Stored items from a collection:
::::

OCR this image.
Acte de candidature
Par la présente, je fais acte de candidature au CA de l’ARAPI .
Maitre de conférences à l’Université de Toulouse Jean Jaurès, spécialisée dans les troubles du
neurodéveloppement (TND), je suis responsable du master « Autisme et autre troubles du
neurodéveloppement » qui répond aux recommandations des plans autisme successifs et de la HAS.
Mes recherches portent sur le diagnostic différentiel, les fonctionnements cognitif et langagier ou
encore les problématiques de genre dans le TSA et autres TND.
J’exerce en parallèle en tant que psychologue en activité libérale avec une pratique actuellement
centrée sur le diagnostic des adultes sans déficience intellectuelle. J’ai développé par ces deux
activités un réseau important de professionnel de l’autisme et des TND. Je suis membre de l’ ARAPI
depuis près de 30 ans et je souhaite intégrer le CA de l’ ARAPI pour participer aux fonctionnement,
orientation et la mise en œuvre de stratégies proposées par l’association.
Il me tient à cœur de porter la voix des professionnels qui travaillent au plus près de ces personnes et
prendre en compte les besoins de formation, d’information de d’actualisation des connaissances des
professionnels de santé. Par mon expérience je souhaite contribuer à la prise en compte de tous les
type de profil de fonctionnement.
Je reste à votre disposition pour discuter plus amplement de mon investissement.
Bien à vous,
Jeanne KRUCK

::::

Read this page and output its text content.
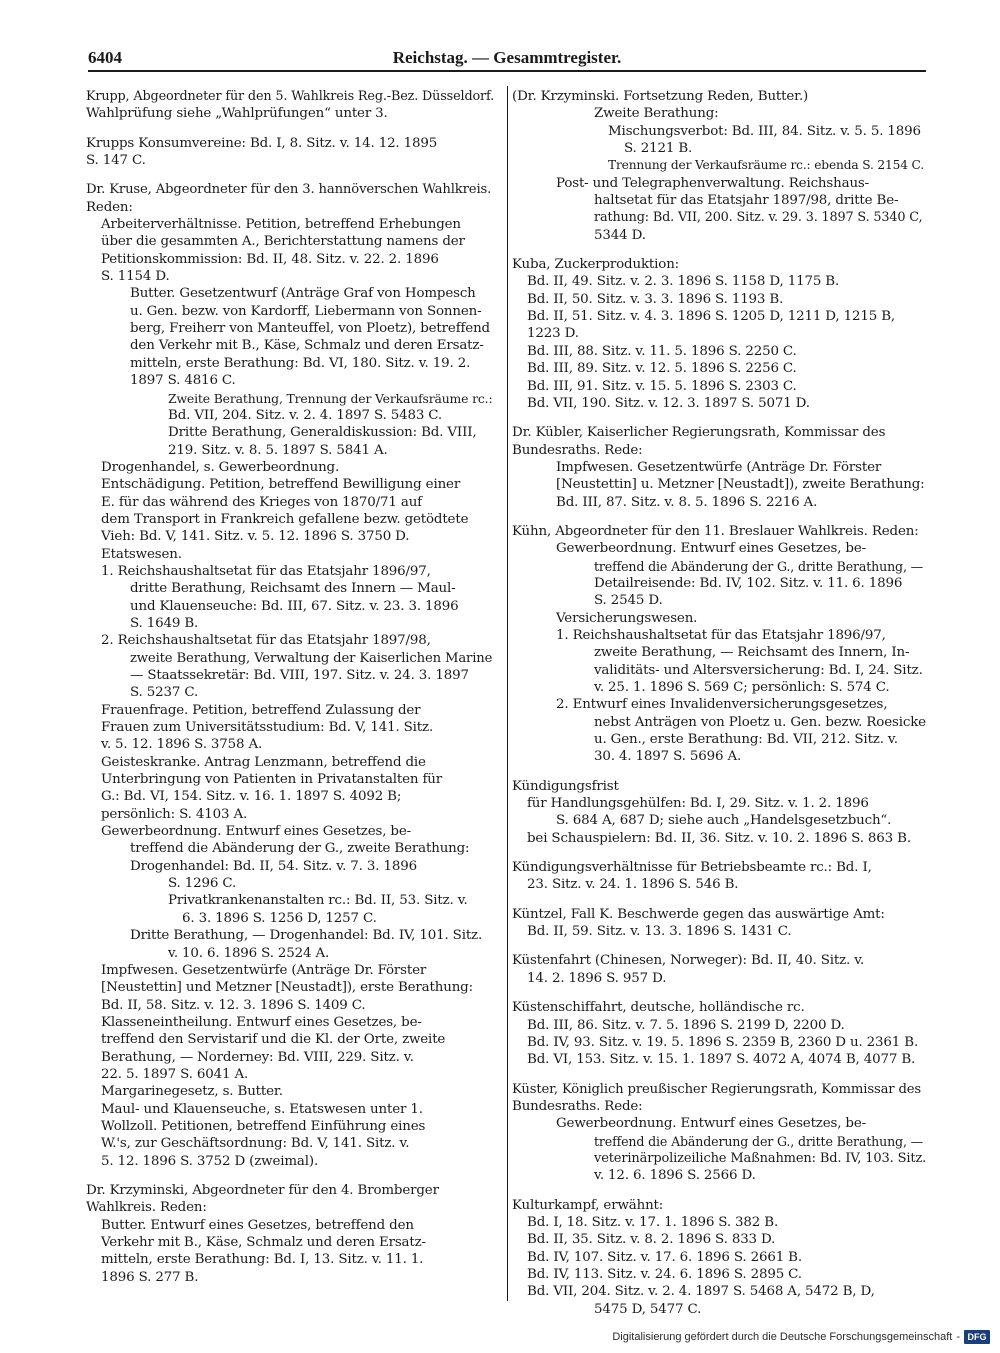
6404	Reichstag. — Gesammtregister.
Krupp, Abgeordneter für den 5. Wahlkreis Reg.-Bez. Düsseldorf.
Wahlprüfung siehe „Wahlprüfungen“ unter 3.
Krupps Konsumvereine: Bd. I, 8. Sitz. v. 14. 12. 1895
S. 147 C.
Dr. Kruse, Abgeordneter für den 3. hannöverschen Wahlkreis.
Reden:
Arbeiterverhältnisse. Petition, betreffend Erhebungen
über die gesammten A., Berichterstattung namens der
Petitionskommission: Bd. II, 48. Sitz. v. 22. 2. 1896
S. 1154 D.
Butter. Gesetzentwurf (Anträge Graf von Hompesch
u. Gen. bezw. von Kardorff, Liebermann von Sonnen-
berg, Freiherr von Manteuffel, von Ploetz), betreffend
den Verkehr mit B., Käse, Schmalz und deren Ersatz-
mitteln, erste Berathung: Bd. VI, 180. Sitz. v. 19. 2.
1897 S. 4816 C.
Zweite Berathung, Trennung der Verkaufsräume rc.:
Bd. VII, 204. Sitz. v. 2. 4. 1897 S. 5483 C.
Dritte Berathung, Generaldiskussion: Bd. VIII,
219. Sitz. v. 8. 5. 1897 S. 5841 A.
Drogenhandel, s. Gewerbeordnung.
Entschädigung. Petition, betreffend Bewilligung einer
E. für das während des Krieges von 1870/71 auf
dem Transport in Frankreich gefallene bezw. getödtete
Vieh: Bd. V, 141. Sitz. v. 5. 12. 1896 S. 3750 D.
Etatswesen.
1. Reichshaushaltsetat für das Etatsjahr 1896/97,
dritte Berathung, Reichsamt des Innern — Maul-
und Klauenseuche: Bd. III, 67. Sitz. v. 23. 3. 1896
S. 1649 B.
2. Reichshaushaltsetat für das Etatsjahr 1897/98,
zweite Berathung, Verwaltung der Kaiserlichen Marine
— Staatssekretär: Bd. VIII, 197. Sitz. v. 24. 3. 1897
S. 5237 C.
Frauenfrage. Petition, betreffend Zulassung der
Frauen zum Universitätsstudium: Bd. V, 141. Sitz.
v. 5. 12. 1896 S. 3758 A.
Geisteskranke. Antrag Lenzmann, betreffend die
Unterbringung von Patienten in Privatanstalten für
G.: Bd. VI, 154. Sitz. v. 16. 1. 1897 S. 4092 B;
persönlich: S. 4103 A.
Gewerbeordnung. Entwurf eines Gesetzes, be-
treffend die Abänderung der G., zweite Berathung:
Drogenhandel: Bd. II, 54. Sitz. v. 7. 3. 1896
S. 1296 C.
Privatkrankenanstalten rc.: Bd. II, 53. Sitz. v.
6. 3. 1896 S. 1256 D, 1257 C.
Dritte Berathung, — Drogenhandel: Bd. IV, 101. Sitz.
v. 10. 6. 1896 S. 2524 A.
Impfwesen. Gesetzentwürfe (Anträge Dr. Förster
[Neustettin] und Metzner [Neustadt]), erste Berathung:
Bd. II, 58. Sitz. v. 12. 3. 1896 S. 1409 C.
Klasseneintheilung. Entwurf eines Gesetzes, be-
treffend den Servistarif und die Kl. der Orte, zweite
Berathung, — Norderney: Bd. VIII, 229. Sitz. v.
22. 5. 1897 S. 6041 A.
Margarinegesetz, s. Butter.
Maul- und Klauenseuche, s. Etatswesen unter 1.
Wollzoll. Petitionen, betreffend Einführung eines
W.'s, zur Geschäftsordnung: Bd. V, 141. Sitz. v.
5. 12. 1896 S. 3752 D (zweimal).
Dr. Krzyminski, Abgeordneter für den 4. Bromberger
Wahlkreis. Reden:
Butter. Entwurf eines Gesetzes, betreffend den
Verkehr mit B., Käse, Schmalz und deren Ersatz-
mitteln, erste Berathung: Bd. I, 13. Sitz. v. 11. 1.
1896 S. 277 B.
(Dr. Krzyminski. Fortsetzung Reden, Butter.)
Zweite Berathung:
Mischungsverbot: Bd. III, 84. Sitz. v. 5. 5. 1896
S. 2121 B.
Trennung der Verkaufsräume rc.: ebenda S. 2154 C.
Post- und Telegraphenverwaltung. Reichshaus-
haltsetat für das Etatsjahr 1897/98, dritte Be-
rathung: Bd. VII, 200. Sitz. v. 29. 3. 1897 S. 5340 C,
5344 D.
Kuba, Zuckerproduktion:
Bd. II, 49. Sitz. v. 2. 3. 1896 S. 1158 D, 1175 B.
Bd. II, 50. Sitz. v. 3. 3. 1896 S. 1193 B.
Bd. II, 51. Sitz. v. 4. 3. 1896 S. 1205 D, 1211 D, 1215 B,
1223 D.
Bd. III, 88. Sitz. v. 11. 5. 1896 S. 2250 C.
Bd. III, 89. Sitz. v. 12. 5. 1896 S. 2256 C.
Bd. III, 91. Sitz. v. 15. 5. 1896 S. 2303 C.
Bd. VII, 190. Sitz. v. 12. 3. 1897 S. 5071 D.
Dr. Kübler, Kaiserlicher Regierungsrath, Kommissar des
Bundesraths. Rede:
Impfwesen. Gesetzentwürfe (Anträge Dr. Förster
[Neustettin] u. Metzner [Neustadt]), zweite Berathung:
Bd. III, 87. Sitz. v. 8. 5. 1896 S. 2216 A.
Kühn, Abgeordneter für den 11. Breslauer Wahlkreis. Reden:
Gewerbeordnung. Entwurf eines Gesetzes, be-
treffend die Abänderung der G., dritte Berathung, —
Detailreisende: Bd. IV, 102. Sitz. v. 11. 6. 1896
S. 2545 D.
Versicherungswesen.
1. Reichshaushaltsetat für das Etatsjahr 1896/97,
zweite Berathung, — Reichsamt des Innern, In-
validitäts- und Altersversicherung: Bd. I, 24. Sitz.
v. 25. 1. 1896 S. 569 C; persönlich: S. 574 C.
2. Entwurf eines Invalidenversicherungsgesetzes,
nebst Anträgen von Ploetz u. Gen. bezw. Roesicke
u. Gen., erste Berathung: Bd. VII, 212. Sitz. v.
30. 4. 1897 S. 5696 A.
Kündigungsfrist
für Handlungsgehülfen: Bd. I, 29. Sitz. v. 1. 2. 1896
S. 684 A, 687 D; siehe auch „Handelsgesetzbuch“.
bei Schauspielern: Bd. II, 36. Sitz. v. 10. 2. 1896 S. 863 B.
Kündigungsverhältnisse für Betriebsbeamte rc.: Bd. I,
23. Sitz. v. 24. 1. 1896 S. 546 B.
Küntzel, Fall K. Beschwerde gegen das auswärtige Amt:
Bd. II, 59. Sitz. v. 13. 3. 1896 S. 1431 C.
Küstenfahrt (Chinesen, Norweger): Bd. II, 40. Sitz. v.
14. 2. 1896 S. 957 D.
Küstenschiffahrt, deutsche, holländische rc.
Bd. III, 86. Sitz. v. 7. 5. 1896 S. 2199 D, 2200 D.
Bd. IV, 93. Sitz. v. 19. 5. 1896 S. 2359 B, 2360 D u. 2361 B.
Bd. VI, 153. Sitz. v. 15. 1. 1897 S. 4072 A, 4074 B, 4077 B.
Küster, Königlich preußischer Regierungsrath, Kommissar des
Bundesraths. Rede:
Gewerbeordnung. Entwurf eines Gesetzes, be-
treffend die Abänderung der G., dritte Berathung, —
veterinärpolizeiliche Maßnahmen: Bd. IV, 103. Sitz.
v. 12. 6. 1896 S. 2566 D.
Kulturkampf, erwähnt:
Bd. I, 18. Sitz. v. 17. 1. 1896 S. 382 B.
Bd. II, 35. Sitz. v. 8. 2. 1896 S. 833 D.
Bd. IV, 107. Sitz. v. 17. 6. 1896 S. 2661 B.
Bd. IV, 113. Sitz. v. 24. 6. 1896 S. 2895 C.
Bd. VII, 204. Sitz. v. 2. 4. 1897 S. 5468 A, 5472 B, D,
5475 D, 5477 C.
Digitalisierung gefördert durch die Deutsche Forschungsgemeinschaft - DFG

::::

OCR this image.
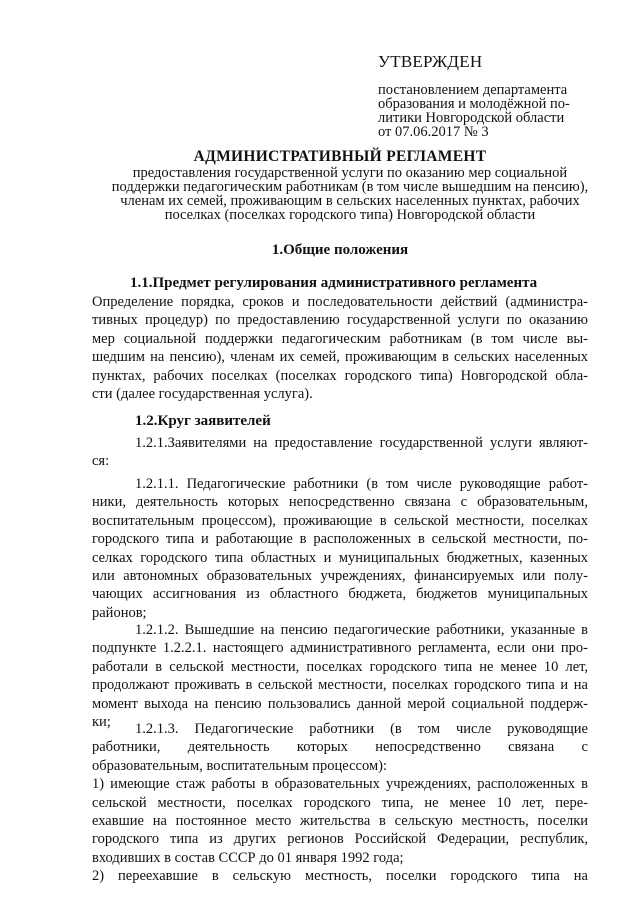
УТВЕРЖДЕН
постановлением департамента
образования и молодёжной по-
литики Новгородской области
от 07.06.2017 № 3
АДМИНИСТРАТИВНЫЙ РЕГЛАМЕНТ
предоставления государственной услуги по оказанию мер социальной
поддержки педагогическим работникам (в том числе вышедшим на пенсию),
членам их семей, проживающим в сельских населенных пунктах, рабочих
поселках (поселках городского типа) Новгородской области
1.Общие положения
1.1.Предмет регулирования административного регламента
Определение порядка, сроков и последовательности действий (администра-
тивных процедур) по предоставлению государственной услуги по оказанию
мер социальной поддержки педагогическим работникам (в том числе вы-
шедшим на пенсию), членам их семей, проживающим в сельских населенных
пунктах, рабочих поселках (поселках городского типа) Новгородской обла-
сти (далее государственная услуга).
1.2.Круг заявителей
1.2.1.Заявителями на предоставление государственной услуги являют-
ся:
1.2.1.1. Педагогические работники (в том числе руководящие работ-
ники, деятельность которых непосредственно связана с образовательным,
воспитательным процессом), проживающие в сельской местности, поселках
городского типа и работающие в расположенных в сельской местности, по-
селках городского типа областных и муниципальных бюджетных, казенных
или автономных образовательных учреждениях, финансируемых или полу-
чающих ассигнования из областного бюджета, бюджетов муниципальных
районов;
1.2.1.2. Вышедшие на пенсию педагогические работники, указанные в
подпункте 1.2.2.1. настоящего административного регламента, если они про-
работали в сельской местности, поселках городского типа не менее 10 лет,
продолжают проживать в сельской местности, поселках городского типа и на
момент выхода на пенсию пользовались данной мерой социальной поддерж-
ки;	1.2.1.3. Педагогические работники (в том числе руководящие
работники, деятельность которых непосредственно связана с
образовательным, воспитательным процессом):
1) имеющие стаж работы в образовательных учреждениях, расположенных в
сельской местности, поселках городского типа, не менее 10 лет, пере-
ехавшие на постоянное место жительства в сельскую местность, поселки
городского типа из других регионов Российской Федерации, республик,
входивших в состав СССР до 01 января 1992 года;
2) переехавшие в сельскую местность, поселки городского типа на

::::

What needs to be done – List the lines of the entries that include "расположенных".

Problem solution –
городского типа и работающие в расположенных в сельской местности, по-
1) имеющие стаж работы в образовательных учреждениях, расположенных в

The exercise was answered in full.